→ **Short problem**:
Collect all lines containing the word "probably" from the data.

→ **Rows**:
::::

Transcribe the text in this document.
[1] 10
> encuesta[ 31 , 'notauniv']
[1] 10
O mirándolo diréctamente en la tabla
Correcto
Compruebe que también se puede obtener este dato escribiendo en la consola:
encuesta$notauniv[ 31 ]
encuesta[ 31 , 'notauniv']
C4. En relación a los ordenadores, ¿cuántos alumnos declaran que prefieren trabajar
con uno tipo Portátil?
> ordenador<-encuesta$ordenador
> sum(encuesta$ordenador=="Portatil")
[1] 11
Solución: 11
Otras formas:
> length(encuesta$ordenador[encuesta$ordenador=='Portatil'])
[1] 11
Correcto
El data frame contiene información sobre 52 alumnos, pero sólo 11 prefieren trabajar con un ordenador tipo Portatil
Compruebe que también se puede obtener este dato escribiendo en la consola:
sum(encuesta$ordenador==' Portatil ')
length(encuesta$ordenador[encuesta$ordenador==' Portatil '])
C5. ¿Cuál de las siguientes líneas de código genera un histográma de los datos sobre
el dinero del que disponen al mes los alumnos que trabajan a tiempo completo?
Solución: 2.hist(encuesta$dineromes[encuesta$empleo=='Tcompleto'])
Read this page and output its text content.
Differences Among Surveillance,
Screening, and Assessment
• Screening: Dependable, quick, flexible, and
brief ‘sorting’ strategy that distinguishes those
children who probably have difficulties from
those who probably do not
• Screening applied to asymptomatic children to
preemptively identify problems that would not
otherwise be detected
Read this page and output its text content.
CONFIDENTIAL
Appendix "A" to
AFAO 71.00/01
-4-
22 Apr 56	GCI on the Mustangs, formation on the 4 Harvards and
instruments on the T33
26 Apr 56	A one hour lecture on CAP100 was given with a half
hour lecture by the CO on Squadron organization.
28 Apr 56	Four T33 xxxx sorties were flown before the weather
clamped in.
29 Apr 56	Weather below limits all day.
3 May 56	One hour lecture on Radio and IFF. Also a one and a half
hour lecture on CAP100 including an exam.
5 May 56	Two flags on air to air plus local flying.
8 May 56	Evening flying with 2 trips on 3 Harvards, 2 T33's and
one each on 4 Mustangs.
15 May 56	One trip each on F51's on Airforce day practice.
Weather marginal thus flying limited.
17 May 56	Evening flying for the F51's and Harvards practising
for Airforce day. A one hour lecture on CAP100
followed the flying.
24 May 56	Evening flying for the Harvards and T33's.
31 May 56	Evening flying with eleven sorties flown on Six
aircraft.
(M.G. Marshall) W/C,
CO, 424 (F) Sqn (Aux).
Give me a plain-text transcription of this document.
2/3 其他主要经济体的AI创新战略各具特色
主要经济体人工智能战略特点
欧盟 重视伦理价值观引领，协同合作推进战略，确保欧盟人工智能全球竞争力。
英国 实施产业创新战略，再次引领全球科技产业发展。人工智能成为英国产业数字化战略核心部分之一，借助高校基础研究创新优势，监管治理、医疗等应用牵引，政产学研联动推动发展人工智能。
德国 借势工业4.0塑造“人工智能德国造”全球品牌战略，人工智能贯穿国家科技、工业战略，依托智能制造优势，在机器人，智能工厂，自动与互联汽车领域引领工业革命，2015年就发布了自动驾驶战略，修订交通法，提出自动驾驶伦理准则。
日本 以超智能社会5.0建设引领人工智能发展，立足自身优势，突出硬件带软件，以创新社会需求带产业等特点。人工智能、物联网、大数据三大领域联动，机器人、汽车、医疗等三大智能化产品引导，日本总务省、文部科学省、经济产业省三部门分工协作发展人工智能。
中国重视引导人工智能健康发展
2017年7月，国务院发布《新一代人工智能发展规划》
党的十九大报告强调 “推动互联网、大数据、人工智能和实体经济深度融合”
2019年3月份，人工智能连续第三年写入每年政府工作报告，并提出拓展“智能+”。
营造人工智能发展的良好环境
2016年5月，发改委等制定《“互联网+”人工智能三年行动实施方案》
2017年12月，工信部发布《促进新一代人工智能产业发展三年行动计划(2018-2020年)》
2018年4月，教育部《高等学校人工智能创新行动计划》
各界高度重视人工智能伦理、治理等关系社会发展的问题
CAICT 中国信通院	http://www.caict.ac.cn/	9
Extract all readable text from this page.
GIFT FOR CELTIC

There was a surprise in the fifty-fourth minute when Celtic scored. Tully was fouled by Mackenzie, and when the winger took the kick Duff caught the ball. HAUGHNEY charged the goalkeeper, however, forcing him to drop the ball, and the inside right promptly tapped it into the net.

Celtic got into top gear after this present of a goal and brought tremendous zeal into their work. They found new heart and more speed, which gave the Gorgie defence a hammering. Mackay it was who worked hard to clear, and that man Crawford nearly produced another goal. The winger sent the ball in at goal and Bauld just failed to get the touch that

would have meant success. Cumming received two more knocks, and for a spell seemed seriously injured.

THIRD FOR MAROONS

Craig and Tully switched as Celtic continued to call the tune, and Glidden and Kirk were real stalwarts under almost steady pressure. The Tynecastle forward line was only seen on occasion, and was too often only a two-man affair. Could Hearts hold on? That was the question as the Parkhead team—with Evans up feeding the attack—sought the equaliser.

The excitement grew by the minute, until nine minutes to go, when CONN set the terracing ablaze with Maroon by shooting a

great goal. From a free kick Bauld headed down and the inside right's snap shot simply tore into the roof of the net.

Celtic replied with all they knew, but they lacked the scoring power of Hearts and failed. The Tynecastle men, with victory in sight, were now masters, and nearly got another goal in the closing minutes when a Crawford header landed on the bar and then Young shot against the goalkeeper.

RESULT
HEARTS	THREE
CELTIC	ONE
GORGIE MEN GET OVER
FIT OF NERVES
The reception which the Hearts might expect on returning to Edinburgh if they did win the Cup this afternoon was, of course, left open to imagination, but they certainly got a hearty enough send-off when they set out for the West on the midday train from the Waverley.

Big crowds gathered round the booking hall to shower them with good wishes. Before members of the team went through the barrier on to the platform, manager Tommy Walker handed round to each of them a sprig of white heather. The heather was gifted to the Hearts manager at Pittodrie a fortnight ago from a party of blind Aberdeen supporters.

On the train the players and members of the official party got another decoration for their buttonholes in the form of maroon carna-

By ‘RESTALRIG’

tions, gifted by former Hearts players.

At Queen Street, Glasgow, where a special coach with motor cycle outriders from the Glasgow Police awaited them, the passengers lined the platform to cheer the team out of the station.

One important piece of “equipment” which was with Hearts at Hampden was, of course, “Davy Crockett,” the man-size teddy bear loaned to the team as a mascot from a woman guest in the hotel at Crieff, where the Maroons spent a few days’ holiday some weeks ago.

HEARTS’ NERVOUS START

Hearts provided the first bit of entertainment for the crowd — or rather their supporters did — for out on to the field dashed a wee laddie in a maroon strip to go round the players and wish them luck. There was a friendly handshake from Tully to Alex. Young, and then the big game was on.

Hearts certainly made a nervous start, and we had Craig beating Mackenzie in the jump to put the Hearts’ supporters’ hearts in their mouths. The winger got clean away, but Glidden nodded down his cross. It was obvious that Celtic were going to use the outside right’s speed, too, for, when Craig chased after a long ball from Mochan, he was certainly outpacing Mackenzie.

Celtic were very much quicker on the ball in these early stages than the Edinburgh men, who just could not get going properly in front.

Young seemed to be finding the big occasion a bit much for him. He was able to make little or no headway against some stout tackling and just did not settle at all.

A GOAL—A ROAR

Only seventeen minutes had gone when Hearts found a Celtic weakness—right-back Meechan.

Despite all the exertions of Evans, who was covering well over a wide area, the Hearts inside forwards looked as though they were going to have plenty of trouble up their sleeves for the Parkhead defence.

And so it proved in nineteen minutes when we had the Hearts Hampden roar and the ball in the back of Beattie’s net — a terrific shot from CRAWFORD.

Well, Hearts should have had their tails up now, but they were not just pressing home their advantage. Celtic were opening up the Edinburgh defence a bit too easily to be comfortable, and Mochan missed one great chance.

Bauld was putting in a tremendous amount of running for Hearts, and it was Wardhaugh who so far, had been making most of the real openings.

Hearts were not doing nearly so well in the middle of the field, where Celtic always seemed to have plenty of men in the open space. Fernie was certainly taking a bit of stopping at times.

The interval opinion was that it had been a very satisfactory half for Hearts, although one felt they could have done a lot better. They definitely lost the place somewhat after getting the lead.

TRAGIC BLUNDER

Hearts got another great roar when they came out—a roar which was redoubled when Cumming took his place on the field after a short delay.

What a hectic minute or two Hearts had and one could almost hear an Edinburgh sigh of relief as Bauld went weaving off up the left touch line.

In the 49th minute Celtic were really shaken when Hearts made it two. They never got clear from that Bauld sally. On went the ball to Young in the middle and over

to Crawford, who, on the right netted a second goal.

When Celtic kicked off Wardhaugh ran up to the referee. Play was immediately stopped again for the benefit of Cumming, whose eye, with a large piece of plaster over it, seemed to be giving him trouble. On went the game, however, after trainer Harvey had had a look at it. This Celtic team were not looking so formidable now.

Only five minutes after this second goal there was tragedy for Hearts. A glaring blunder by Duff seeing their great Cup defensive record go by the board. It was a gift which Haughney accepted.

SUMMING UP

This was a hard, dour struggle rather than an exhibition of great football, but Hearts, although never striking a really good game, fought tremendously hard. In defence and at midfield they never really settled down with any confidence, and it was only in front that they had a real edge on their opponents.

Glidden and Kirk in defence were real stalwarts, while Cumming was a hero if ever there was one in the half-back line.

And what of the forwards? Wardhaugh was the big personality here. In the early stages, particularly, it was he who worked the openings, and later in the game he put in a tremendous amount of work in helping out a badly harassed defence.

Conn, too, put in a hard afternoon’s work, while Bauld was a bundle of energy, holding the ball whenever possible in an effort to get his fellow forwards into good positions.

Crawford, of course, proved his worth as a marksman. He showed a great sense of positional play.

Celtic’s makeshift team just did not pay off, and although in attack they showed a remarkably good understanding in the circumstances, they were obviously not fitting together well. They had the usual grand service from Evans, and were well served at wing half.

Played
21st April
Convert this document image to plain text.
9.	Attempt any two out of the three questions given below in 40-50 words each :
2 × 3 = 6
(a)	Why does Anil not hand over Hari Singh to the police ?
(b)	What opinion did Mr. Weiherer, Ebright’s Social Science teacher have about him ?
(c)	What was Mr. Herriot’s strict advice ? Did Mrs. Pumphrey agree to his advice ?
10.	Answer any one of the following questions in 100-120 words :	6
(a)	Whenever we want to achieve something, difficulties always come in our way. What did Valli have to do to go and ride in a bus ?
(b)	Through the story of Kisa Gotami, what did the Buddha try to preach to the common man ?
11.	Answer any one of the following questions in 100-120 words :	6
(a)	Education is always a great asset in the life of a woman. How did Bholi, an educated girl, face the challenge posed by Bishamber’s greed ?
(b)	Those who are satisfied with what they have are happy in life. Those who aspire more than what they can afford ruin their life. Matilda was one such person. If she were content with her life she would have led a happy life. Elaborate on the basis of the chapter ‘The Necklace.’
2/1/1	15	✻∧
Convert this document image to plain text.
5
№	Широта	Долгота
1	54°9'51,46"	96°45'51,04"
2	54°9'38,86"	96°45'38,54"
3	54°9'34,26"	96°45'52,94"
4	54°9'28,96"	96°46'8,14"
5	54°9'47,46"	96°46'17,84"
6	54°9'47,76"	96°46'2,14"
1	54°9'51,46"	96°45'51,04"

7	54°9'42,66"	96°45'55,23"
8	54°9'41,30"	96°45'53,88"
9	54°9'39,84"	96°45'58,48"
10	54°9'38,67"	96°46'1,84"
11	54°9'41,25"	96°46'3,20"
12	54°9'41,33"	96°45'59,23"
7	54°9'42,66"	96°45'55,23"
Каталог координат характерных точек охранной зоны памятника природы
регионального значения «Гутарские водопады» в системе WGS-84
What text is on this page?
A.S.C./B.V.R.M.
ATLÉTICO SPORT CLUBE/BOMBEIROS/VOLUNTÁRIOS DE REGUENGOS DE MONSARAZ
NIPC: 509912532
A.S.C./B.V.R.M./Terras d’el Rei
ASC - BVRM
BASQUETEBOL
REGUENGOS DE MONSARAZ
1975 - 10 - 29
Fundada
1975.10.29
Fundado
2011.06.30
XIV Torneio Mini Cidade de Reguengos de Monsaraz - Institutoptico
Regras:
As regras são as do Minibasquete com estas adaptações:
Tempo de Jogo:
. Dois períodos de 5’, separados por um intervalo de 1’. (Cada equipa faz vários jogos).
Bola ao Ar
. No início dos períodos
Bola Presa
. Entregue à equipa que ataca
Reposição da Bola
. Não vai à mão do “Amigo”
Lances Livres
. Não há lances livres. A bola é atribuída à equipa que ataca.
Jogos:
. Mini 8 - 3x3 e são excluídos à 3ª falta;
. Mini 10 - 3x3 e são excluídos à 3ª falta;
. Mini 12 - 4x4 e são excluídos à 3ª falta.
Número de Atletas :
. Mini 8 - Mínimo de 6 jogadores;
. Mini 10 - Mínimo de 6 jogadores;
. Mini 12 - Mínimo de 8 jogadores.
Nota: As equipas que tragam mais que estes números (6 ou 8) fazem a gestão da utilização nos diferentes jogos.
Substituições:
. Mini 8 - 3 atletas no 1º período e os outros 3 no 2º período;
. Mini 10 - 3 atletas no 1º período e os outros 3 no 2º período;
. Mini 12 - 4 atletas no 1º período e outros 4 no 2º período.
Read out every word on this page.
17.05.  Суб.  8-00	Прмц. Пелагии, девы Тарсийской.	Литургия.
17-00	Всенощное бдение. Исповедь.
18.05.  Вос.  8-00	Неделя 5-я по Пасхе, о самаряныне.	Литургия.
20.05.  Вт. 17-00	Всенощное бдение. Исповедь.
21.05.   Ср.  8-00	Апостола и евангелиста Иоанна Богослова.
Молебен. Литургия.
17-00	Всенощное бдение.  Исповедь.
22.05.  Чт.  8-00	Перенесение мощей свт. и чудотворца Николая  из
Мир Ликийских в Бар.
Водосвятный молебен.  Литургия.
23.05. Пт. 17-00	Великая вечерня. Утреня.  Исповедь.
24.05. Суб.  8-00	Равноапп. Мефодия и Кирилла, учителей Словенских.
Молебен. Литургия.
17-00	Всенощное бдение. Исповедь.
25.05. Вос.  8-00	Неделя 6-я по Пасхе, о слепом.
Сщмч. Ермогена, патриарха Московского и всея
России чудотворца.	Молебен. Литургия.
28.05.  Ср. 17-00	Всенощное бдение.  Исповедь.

::::

→ **Written response**:
children who probably have difficulties from
those who probably do not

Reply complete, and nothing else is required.